THE PROBLEM: Extract exactly and only the lines of the data below, starting at the line with "Output a JSON" and stopping after the final line.

SUPPLIED RECORDS:
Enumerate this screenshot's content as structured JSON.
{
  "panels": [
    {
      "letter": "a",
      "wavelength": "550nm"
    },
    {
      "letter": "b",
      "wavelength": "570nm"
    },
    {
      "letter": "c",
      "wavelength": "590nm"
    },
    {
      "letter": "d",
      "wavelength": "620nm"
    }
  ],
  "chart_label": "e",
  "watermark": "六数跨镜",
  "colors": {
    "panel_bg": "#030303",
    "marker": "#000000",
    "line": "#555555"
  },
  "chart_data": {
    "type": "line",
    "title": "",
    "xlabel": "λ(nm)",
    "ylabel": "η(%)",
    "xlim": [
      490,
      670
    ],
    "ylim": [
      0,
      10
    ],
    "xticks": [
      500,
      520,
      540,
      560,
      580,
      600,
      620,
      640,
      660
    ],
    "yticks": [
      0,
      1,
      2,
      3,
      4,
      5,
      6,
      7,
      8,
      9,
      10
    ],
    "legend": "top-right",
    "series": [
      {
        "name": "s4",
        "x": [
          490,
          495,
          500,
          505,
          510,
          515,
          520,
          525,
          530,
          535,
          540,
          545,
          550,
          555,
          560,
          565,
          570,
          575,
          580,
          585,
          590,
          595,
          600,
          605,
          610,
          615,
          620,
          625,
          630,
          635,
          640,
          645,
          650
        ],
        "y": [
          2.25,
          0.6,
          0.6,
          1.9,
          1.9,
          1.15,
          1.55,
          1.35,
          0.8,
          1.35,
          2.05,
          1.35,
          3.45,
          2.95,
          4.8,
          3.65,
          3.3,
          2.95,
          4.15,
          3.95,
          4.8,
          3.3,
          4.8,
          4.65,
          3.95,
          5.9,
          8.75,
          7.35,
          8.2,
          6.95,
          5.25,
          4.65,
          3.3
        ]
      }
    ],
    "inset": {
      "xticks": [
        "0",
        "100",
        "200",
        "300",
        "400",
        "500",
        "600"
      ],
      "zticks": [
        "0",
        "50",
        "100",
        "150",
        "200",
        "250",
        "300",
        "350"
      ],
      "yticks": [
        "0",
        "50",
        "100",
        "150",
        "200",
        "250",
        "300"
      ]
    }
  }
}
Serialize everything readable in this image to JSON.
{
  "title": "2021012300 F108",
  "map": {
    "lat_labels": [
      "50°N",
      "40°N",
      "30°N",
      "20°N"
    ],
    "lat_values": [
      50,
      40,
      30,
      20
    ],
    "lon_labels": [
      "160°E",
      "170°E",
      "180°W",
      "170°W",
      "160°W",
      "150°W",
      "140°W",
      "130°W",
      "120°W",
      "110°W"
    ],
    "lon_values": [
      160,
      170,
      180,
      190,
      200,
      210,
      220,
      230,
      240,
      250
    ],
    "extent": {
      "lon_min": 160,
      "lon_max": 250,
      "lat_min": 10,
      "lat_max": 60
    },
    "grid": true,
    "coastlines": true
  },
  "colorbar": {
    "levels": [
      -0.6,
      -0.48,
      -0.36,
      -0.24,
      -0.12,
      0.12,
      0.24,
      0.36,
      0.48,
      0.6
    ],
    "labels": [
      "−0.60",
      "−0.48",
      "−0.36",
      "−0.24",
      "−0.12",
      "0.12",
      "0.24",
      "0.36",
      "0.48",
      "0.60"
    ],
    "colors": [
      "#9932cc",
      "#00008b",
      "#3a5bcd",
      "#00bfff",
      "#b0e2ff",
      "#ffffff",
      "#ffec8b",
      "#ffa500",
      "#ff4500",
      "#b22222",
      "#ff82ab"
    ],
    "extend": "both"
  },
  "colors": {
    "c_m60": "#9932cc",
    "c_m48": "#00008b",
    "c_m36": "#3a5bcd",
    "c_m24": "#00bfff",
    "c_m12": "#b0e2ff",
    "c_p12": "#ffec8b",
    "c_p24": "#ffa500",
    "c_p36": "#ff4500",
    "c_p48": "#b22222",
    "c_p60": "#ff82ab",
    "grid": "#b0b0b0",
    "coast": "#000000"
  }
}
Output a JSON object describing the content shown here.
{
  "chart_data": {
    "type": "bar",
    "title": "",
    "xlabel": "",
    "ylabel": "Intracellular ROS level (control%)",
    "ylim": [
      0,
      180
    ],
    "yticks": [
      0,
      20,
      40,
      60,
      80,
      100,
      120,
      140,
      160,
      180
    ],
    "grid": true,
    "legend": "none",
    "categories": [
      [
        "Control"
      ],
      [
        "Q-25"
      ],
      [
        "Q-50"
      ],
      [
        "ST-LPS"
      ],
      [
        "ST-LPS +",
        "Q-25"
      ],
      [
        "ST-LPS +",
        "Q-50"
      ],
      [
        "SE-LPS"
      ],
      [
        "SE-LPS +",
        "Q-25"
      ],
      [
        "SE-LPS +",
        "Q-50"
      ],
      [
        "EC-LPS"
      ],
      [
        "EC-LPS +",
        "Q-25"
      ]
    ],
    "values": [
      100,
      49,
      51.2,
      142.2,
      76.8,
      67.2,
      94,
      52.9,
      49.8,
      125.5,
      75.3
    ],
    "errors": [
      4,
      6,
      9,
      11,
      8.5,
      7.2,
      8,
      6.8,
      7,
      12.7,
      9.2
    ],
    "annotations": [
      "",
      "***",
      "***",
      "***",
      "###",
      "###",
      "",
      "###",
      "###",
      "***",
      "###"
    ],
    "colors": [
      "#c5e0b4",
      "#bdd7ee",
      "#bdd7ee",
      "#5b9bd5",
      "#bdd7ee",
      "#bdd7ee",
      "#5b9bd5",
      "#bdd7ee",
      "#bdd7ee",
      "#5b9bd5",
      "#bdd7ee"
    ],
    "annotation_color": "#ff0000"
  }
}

ANSWER:
Output a JSON object describing the content shown here.
{
  "chart_data": {
    "type": "bar",
    "title": "",
    "xlabel": "",
    "ylabel": "Intracellular ROS level (control%)",
    "ylim": [
      0,
      180
    ],
    "yticks": [
      0,
      20,
      40,
      60,
      80,
      100,
      120,
      140,
      160,
      180
    ],
    "grid": true,
    "legend": "none",
    "categories": [
      [
        "Control"
      ],
      [
        "Q-25"
      ],
      [
        "Q-50"
      ],
      [
        "ST-LPS"
      ],
      [
        "ST-LPS +",
        "Q-25"
      ],
      [
        "ST-LPS +",
        "Q-50"
      ],
      [
        "SE-LPS"
      ],
      [
        "SE-LPS +",
        "Q-25"
      ],
      [
        "SE-LPS +",
        "Q-50"
      ],
      [
        "EC-LPS"
      ],
      [
        "EC-LPS +",
        "Q-25"
      ]
    ],
    "values": [
      100,
      49,
      51.2,
      142.2,
      76.8,
      67.2,
      94,
      52.9,
      49.8,
      125.5,
      75.3
    ],
    "errors": [
      4,
      6,
      9,
      11,
      8.5,
      7.2,
      8,
      6.8,
      7,
      12.7,
      9.2
    ],
    "annotations": [
      "",
      "***",
      "***",
      "***",
      "###",
      "###",
      "",
      "###",
      "###",
      "***",
      "###"
    ],
    "colors": [
      "#c5e0b4",
      "#bdd7ee",
      "#bdd7ee",
      "#5b9bd5",
      "#bdd7ee",
      "#bdd7ee",
      "#5b9bd5",
      "#bdd7ee",
      "#bdd7ee",
      "#5b9bd5",
      "#bdd7ee"
    ],
    "annotation_color": "#ff0000"
  }
}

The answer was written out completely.